## WHAT IS EXPECTED
Tally how many lines of these entries hold the string "System". Return the number alone.

## DATA TO USE
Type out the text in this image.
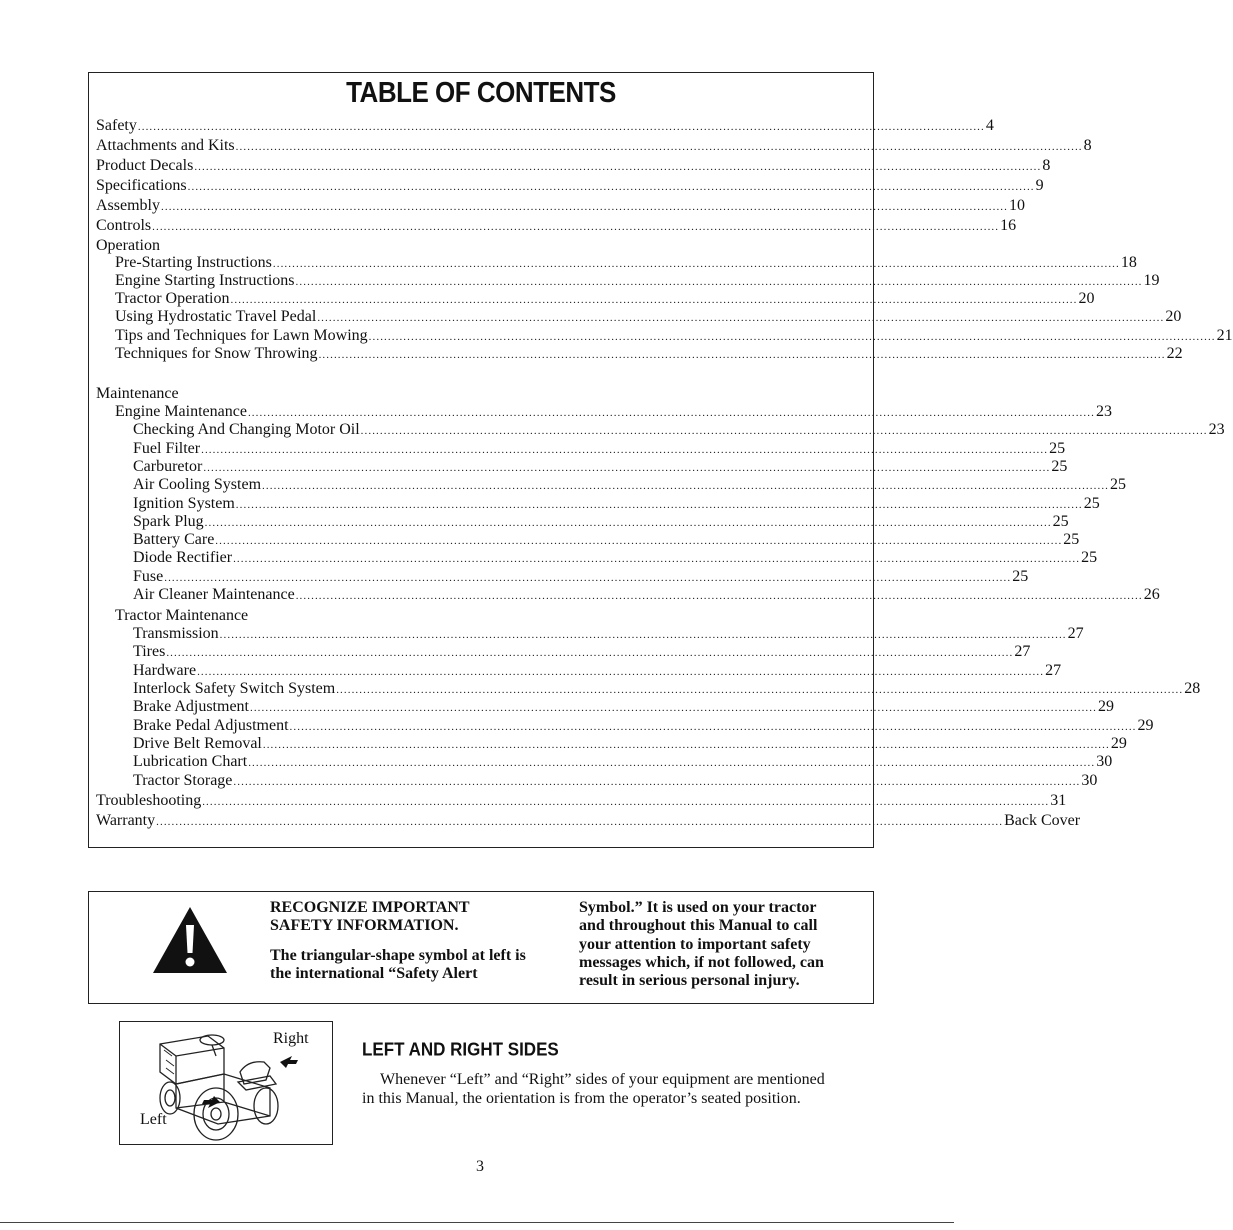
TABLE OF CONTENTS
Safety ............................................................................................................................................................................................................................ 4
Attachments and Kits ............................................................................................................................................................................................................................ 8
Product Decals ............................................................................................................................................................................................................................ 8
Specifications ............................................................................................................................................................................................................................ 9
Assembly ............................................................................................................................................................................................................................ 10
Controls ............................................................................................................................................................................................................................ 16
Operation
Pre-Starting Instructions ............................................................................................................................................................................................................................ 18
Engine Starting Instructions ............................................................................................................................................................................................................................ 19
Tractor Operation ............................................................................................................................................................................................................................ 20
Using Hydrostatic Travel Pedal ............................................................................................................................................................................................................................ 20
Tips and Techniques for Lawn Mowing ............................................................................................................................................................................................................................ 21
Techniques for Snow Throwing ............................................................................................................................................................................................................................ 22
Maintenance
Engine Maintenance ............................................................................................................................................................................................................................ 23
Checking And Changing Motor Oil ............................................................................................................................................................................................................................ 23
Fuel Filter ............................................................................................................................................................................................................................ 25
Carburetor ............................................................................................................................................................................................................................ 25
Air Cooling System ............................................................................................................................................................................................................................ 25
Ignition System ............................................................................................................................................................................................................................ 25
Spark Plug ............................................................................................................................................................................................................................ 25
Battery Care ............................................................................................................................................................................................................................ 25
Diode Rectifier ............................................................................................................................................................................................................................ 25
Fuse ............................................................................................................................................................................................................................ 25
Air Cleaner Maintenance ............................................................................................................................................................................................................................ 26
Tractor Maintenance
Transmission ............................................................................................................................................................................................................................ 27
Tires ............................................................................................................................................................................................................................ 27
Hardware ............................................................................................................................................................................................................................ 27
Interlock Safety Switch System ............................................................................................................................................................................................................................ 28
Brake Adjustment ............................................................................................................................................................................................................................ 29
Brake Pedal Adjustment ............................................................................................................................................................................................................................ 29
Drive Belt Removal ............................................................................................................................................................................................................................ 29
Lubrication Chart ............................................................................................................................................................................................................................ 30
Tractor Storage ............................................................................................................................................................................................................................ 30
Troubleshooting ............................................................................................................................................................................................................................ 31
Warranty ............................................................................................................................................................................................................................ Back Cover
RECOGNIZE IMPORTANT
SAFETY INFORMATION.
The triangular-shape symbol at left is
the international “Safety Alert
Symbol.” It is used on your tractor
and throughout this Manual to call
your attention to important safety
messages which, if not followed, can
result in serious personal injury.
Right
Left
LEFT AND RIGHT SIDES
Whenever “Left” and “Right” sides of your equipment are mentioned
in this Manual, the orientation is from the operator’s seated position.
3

--

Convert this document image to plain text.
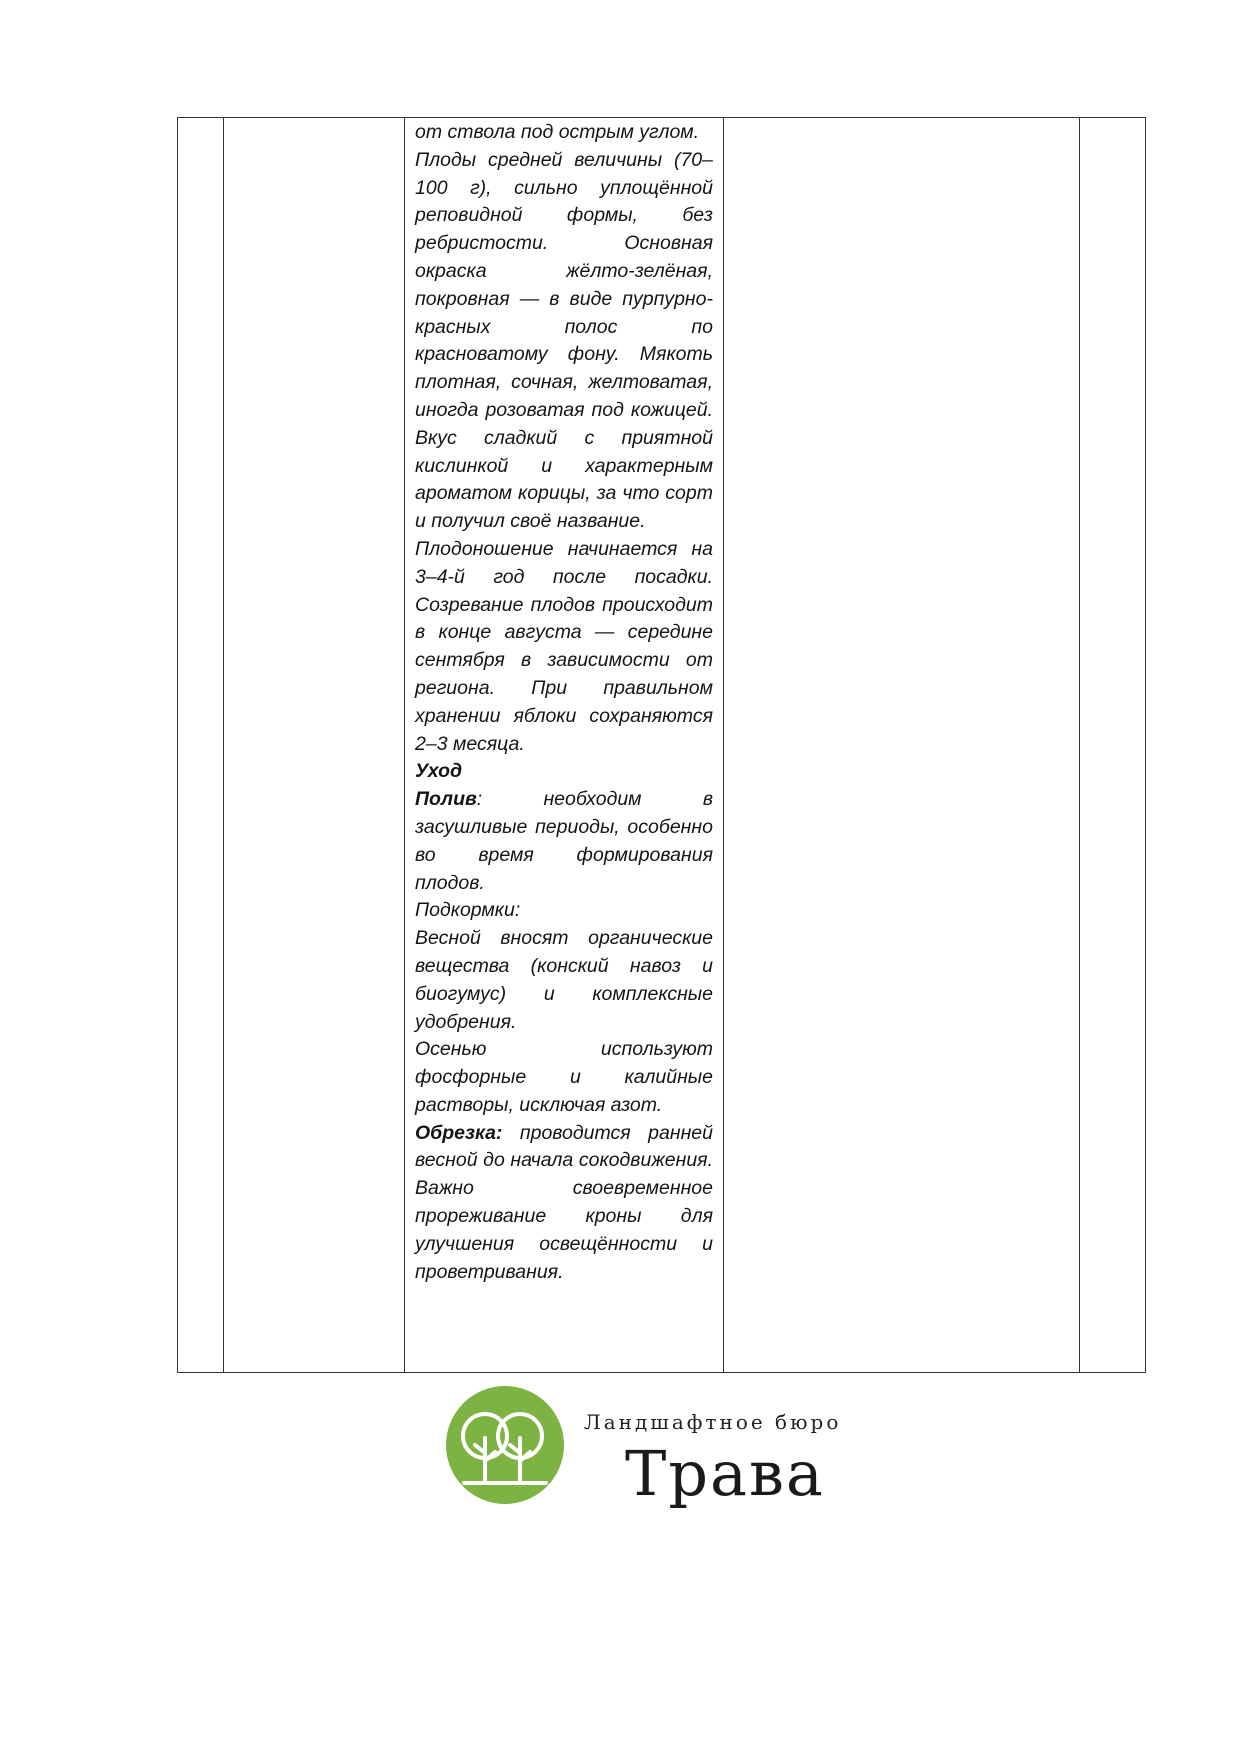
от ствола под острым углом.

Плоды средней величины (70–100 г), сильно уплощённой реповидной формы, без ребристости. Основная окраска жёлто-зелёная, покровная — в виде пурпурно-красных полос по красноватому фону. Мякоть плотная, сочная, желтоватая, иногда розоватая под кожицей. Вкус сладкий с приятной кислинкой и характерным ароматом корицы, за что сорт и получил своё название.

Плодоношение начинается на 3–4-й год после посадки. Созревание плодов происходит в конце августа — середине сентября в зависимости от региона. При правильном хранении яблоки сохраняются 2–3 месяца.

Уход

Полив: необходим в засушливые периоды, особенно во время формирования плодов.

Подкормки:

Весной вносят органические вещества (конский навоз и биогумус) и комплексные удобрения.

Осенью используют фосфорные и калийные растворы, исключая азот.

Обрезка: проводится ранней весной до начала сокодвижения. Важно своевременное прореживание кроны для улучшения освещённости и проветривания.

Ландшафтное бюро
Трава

## OUTPUT BELOW
3